'''

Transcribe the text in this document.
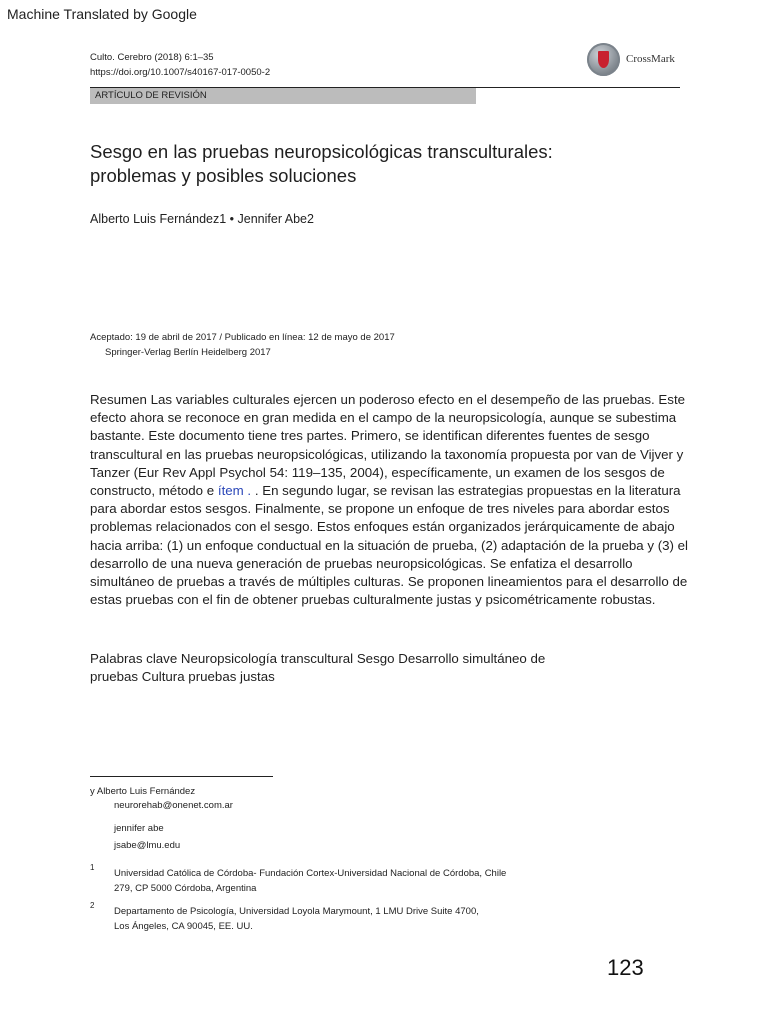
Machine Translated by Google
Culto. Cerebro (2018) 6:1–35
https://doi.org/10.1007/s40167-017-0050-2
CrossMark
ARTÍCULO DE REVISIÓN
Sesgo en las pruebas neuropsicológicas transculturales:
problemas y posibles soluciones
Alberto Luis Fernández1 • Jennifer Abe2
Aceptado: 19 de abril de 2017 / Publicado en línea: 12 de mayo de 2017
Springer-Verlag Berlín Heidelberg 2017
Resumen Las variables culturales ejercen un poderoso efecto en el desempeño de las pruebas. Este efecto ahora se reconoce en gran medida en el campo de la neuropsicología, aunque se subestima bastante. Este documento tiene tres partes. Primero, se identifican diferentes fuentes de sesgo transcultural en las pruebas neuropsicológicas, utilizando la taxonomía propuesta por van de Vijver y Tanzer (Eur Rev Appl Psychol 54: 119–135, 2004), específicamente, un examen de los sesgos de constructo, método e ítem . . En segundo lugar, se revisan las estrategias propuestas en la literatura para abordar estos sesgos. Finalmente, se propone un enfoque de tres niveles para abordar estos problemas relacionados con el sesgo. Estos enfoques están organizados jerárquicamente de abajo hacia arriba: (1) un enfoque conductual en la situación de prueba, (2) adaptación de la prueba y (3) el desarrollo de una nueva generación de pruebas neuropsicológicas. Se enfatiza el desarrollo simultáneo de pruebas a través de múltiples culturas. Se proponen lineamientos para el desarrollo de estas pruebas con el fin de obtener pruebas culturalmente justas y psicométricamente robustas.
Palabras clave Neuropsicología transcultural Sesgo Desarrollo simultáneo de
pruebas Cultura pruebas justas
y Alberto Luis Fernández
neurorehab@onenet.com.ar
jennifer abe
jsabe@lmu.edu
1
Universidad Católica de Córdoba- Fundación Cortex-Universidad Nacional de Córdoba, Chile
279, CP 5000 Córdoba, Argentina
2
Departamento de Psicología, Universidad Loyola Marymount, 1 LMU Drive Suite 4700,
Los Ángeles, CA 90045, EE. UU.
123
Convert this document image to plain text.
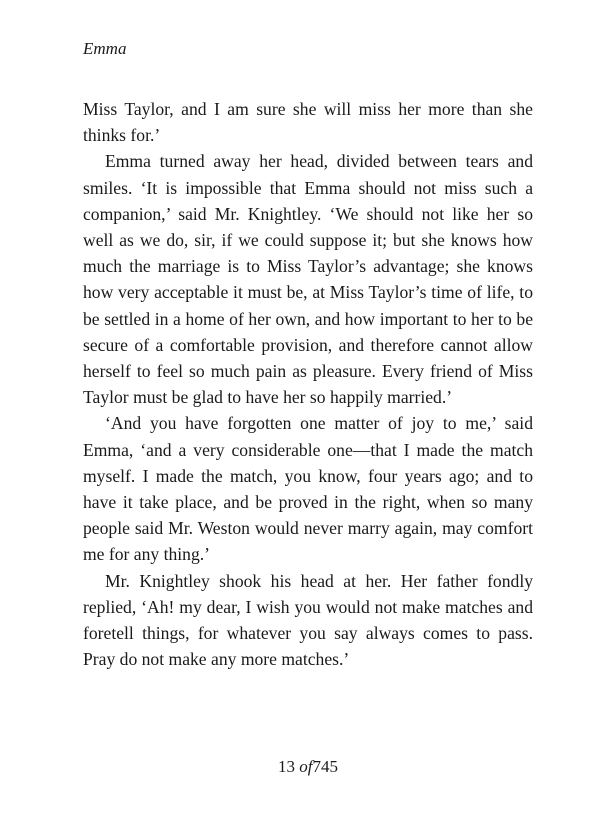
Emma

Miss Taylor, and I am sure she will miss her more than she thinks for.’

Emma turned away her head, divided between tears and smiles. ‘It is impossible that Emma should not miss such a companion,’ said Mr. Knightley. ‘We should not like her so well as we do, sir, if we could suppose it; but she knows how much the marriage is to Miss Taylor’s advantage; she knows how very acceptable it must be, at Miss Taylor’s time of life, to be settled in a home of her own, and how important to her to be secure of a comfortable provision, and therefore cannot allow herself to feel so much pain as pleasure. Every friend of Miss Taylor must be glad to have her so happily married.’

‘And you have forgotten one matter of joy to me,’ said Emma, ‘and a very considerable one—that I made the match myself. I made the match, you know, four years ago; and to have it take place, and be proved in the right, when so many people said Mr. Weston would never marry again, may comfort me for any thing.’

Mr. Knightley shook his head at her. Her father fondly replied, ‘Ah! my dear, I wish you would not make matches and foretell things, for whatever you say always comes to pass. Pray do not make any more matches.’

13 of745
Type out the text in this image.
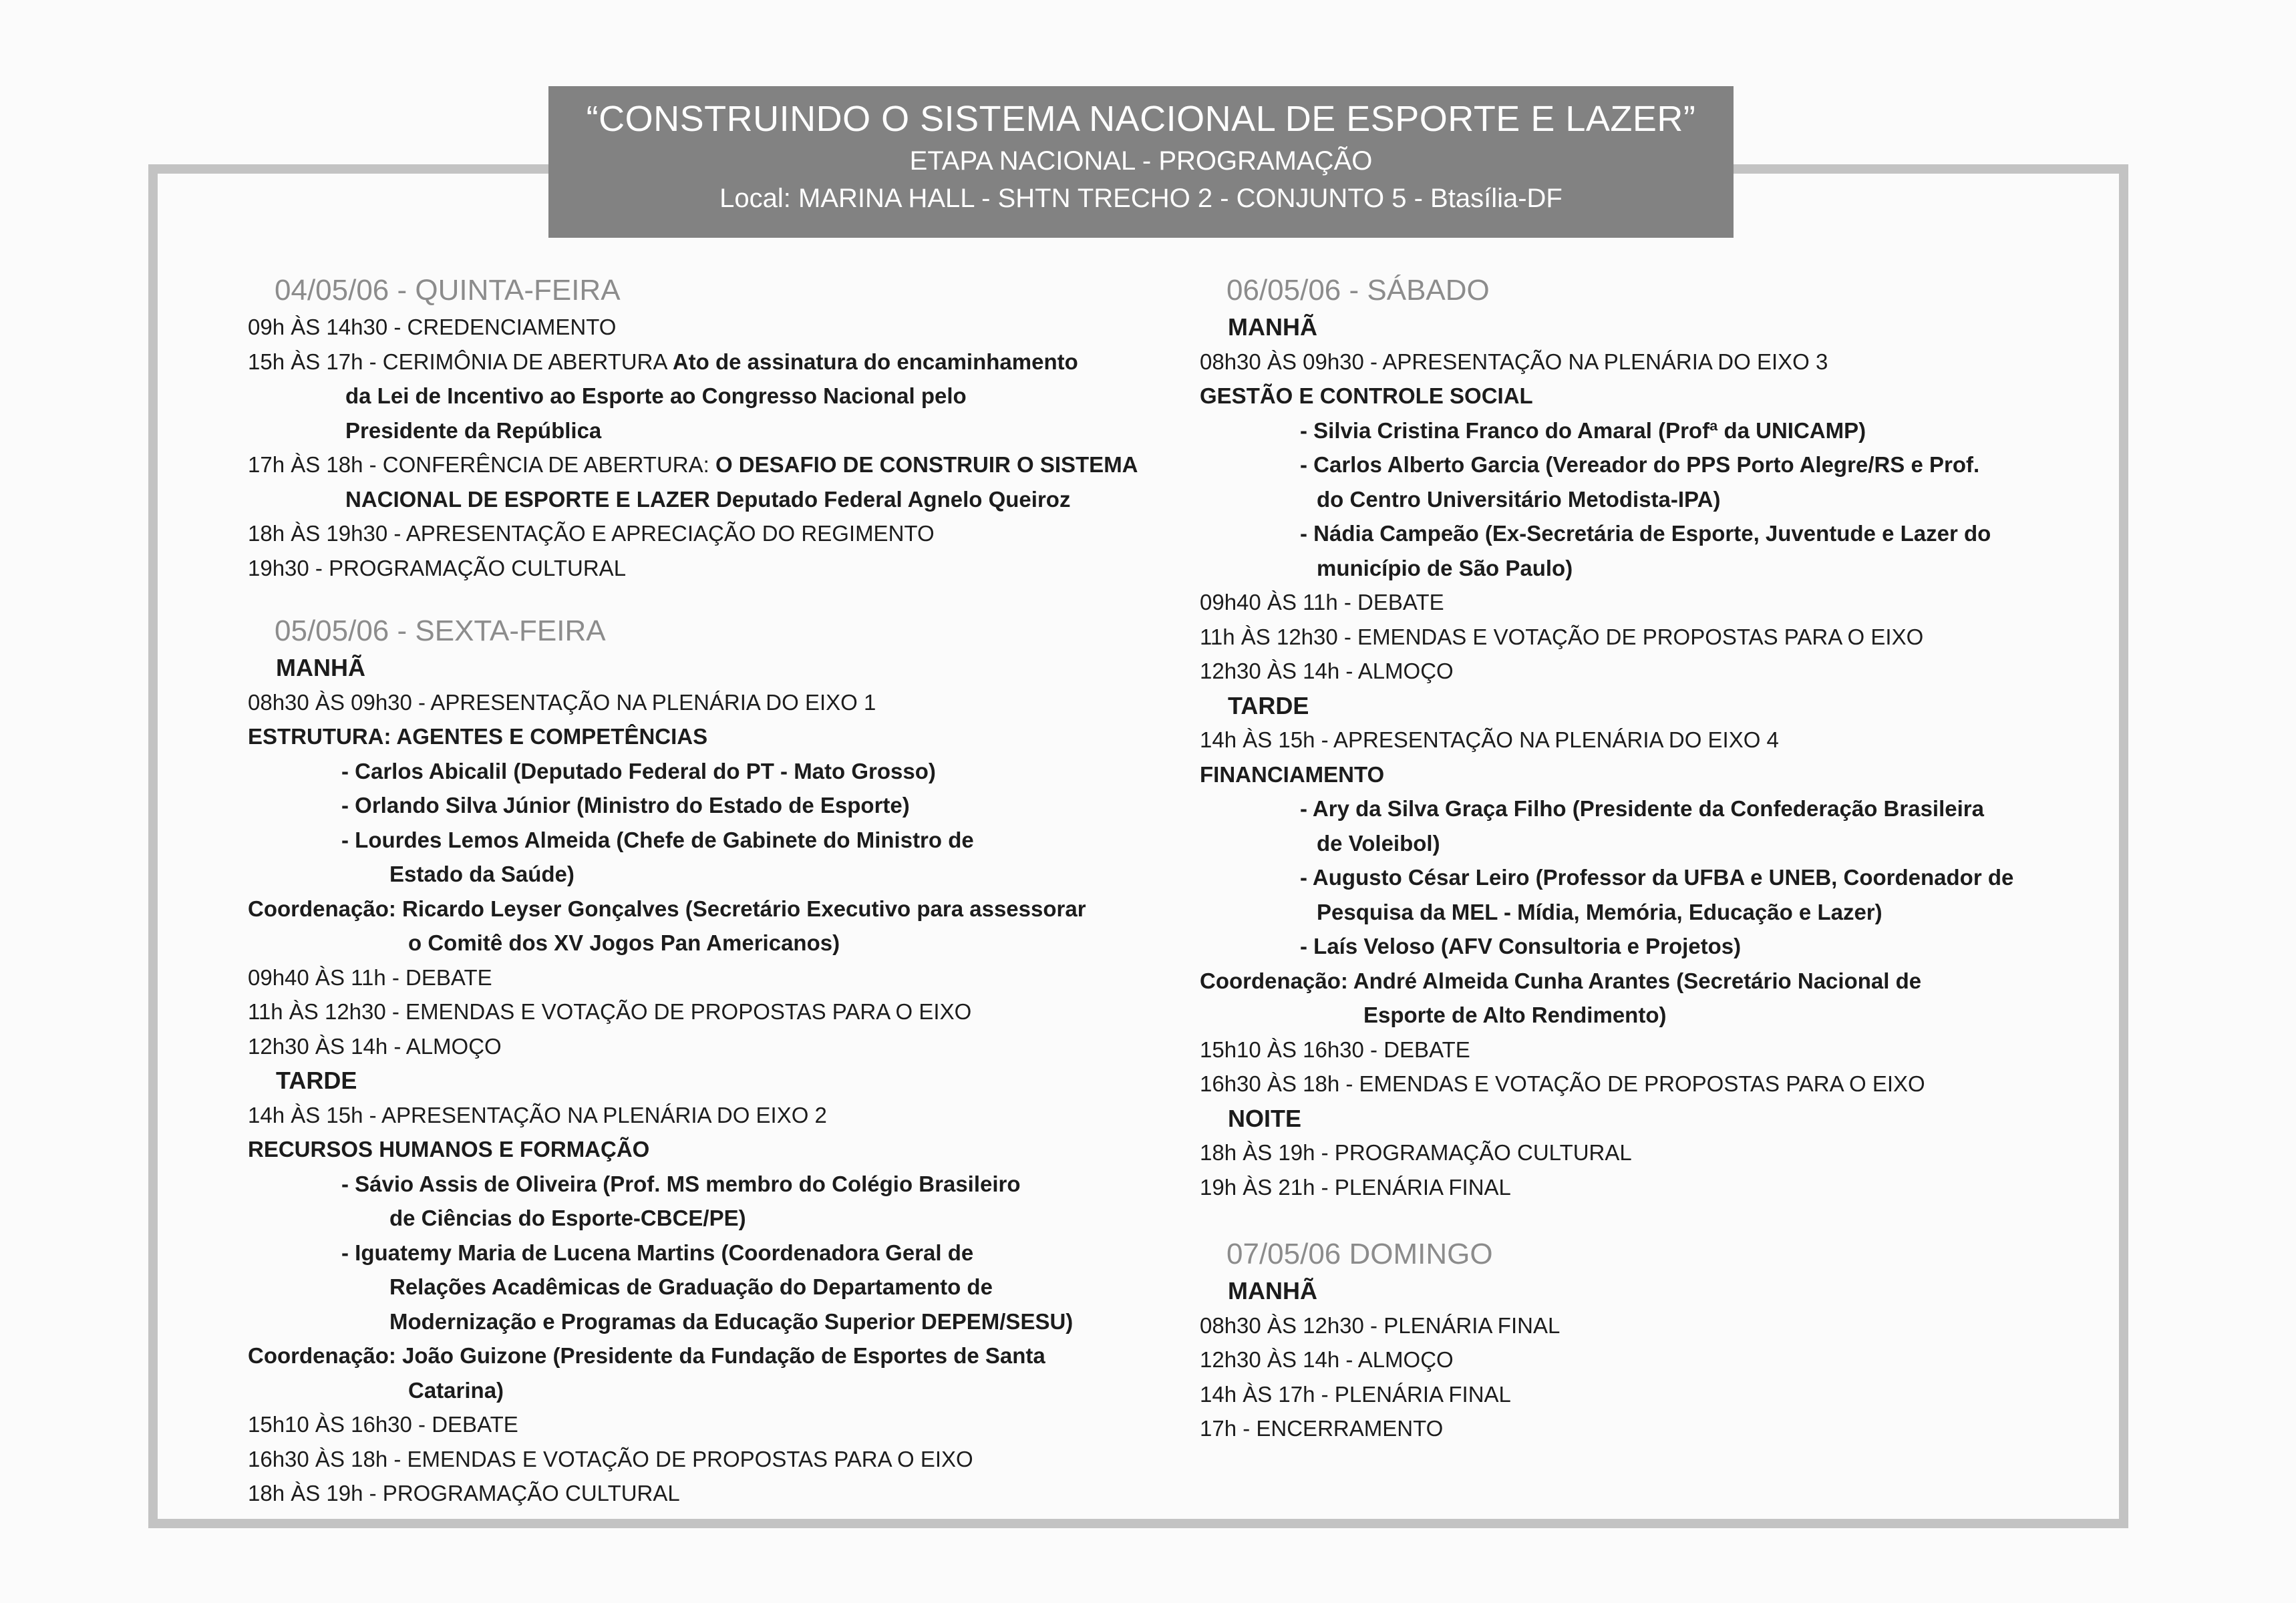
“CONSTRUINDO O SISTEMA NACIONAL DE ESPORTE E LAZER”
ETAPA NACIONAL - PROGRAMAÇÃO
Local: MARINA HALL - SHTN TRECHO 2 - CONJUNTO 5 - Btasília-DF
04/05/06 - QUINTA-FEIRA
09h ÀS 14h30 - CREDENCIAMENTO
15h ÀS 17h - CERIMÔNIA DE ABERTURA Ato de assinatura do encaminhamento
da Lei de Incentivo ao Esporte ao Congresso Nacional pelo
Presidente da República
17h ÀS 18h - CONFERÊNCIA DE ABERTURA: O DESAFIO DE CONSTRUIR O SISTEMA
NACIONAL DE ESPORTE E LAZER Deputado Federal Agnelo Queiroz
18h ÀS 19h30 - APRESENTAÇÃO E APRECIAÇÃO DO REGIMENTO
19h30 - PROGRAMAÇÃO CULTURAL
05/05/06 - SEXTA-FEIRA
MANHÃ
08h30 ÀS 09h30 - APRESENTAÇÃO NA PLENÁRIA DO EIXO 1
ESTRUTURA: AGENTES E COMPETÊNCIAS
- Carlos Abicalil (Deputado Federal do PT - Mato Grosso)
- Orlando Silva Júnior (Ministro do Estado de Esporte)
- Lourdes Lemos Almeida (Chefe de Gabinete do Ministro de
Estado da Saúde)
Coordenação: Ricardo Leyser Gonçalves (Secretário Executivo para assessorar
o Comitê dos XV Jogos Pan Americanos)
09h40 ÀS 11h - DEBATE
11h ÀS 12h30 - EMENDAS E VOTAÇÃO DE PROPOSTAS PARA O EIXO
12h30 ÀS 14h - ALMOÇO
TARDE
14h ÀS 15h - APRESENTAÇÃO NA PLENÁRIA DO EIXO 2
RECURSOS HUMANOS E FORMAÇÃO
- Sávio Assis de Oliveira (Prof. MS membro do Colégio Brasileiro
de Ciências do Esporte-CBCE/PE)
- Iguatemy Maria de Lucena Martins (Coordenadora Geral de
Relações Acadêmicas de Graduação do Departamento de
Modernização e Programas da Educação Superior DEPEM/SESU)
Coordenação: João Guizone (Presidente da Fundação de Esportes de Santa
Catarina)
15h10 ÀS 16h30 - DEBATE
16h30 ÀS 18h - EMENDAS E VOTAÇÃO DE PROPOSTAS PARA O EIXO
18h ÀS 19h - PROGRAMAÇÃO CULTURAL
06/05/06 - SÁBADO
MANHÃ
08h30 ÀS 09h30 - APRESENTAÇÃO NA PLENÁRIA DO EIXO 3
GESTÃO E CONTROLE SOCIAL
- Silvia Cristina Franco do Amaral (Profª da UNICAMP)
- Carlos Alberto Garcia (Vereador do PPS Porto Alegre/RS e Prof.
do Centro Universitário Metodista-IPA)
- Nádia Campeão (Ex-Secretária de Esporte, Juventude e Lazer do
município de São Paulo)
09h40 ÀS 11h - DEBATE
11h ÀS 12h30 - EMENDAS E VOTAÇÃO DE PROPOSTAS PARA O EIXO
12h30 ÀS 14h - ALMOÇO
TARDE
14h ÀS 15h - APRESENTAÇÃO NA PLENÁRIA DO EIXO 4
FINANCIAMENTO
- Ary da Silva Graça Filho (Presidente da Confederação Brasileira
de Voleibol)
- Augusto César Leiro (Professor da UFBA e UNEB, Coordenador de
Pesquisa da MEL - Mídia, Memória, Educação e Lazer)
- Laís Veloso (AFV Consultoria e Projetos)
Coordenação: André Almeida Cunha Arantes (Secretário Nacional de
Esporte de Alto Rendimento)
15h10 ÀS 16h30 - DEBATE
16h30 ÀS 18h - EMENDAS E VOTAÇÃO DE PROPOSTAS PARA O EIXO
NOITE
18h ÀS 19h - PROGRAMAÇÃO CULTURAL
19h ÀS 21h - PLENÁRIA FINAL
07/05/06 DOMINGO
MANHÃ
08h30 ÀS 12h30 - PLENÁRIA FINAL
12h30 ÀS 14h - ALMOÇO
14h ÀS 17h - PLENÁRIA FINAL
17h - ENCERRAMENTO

'''

Omit all pictures while transcribing the entries verbatim.

Transcribe the text in this document.
Machine Translated by Google
Culto. Cerebro (2018) 6:1–35
https://doi.org/10.1007/s40167-017-0050-2
CrossMark
ARTÍCULO DE REVISIÓN
Sesgo en las pruebas neuropsicológicas transculturales:
problemas y posibles soluciones
Alberto Luis Fernández1 • Jennifer Abe2
Aceptado: 19 de abril de 2017 / Publicado en línea: 12 de mayo de 2017
Springer-Verlag Berlín Heidelberg 2017
Resumen Las variables culturales ejercen un poderoso efecto en el desempeño de las pruebas. Este efecto ahora se reconoce en gran medida en el campo de la neuropsicología, aunque se subestima bastante. Este documento tiene tres partes. Primero, se identifican diferentes fuentes de sesgo transcultural en las pruebas neuropsicológicas, utilizando la taxonomía propuesta por van de Vijver y Tanzer (Eur Rev Appl Psychol 54: 119–135, 2004), específicamente, un examen de los sesgos de constructo, método e ítem . . En segundo lugar, se revisan las estrategias propuestas en la literatura para abordar estos sesgos. Finalmente, se propone un enfoque de tres niveles para abordar estos problemas relacionados con el sesgo. Estos enfoques están organizados jerárquicamente de abajo hacia arriba: (1) un enfoque conductual en la situación de prueba, (2) adaptación de la prueba y (3) el desarrollo de una nueva generación de pruebas neuropsicológicas. Se enfatiza el desarrollo simultáneo de pruebas a través de múltiples culturas. Se proponen lineamientos para el desarrollo de estas pruebas con el fin de obtener pruebas culturalmente justas y psicométricamente robustas.
Palabras clave Neuropsicología transcultural Sesgo Desarrollo simultáneo de
pruebas Cultura pruebas justas
y Alberto Luis Fernández
neurorehab@onenet.com.ar
jennifer abe
jsabe@lmu.edu
1
Universidad Católica de Córdoba- Fundación Cortex-Universidad Nacional de Córdoba, Chile
279, CP 5000 Córdoba, Argentina
2
Departamento de Psicología, Universidad Loyola Marymount, 1 LMU Drive Suite 4700,
Los Ángeles, CA 90045, EE. UU.
123
Convert this document image to plain text.
Emma

Miss Taylor, and I am sure she will miss her more than she thinks for.’

Emma turned away her head, divided between tears and smiles. ‘It is impossible that Emma should not miss such a companion,’ said Mr. Knightley. ‘We should not like her so well as we do, sir, if we could suppose it; but she knows how much the marriage is to Miss Taylor’s advantage; she knows how very acceptable it must be, at Miss Taylor’s time of life, to be settled in a home of her own, and how important to her to be secure of a comfortable provision, and therefore cannot allow herself to feel so much pain as pleasure. Every friend of Miss Taylor must be glad to have her so happily married.’

‘And you have forgotten one matter of joy to me,’ said Emma, ‘and a very considerable one—that I made the match myself. I made the match, you know, four years ago; and to have it take place, and be proved in the right, when so many people said Mr. Weston would never marry again, may comfort me for any thing.’

Mr. Knightley shook his head at her. Her father fondly replied, ‘Ah! my dear, I wish you would not make matches and foretell things, for whatever you say always comes to pass. Pray do not make any more matches.’

13 of745
Type out the text in this image.
“CONSTRUINDO O SISTEMA NACIONAL DE ESPORTE E LAZER”
ETAPA NACIONAL - PROGRAMAÇÃO
Local: MARINA HALL - SHTN TRECHO 2 - CONJUNTO 5 - Btasília-DF
04/05/06 - QUINTA-FEIRA
09h ÀS 14h30 - CREDENCIAMENTO
15h ÀS 17h - CERIMÔNIA DE ABERTURA Ato de assinatura do encaminhamento
da Lei de Incentivo ao Esporte ao Congresso Nacional pelo
Presidente da República
17h ÀS 18h - CONFERÊNCIA DE ABERTURA: O DESAFIO DE CONSTRUIR O SISTEMA
NACIONAL DE ESPORTE E LAZER Deputado Federal Agnelo Queiroz
18h ÀS 19h30 - APRESENTAÇÃO E APRECIAÇÃO DO REGIMENTO
19h30 - PROGRAMAÇÃO CULTURAL
05/05/06 - SEXTA-FEIRA
MANHÃ
08h30 ÀS 09h30 - APRESENTAÇÃO NA PLENÁRIA DO EIXO 1
ESTRUTURA: AGENTES E COMPETÊNCIAS
- Carlos Abicalil (Deputado Federal do PT - Mato Grosso)
- Orlando Silva Júnior (Ministro do Estado de Esporte)
- Lourdes Lemos Almeida (Chefe de Gabinete do Ministro de
Estado da Saúde)
Coordenação: Ricardo Leyser Gonçalves (Secretário Executivo para assessorar
o Comitê dos XV Jogos Pan Americanos)
09h40 ÀS 11h - DEBATE
11h ÀS 12h30 - EMENDAS E VOTAÇÃO DE PROPOSTAS PARA O EIXO
12h30 ÀS 14h - ALMOÇO
TARDE
14h ÀS 15h - APRESENTAÇÃO NA PLENÁRIA DO EIXO 2
RECURSOS HUMANOS E FORMAÇÃO
- Sávio Assis de Oliveira (Prof. MS membro do Colégio Brasileiro
de Ciências do Esporte-CBCE/PE)
- Iguatemy Maria de Lucena Martins (Coordenadora Geral de
Relações Acadêmicas de Graduação do Departamento de
Modernização e Programas da Educação Superior DEPEM/SESU)
Coordenação: João Guizone (Presidente da Fundação de Esportes de Santa
Catarina)
15h10 ÀS 16h30 - DEBATE
16h30 ÀS 18h - EMENDAS E VOTAÇÃO DE PROPOSTAS PARA O EIXO
18h ÀS 19h - PROGRAMAÇÃO CULTURAL
06/05/06 - SÁBADO
MANHÃ
08h30 ÀS 09h30 - APRESENTAÇÃO NA PLENÁRIA DO EIXO 3
GESTÃO E CONTROLE SOCIAL
- Silvia Cristina Franco do Amaral (Profª da UNICAMP)
- Carlos Alberto Garcia (Vereador do PPS Porto Alegre/RS e Prof.
do Centro Universitário Metodista-IPA)
- Nádia Campeão (Ex-Secretária de Esporte, Juventude e Lazer do
município de São Paulo)
09h40 ÀS 11h - DEBATE
11h ÀS 12h30 - EMENDAS E VOTAÇÃO DE PROPOSTAS PARA O EIXO
12h30 ÀS 14h - ALMOÇO
TARDE
14h ÀS 15h - APRESENTAÇÃO NA PLENÁRIA DO EIXO 4
FINANCIAMENTO
- Ary da Silva Graça Filho (Presidente da Confederação Brasileira
de Voleibol)
- Augusto César Leiro (Professor da UFBA e UNEB, Coordenador de
Pesquisa da MEL - Mídia, Memória, Educação e Lazer)
- Laís Veloso (AFV Consultoria e Projetos)
Coordenação: André Almeida Cunha Arantes (Secretário Nacional de
Esporte de Alto Rendimento)
15h10 ÀS 16h30 - DEBATE
16h30 ÀS 18h - EMENDAS E VOTAÇÃO DE PROPOSTAS PARA O EIXO
NOITE
18h ÀS 19h - PROGRAMAÇÃO CULTURAL
19h ÀS 21h - PLENÁRIA FINAL
07/05/06 DOMINGO
MANHÃ
08h30 ÀS 12h30 - PLENÁRIA FINAL
12h30 ÀS 14h - ALMOÇO
14h ÀS 17h - PLENÁRIA FINAL
17h - ENCERRAMENTO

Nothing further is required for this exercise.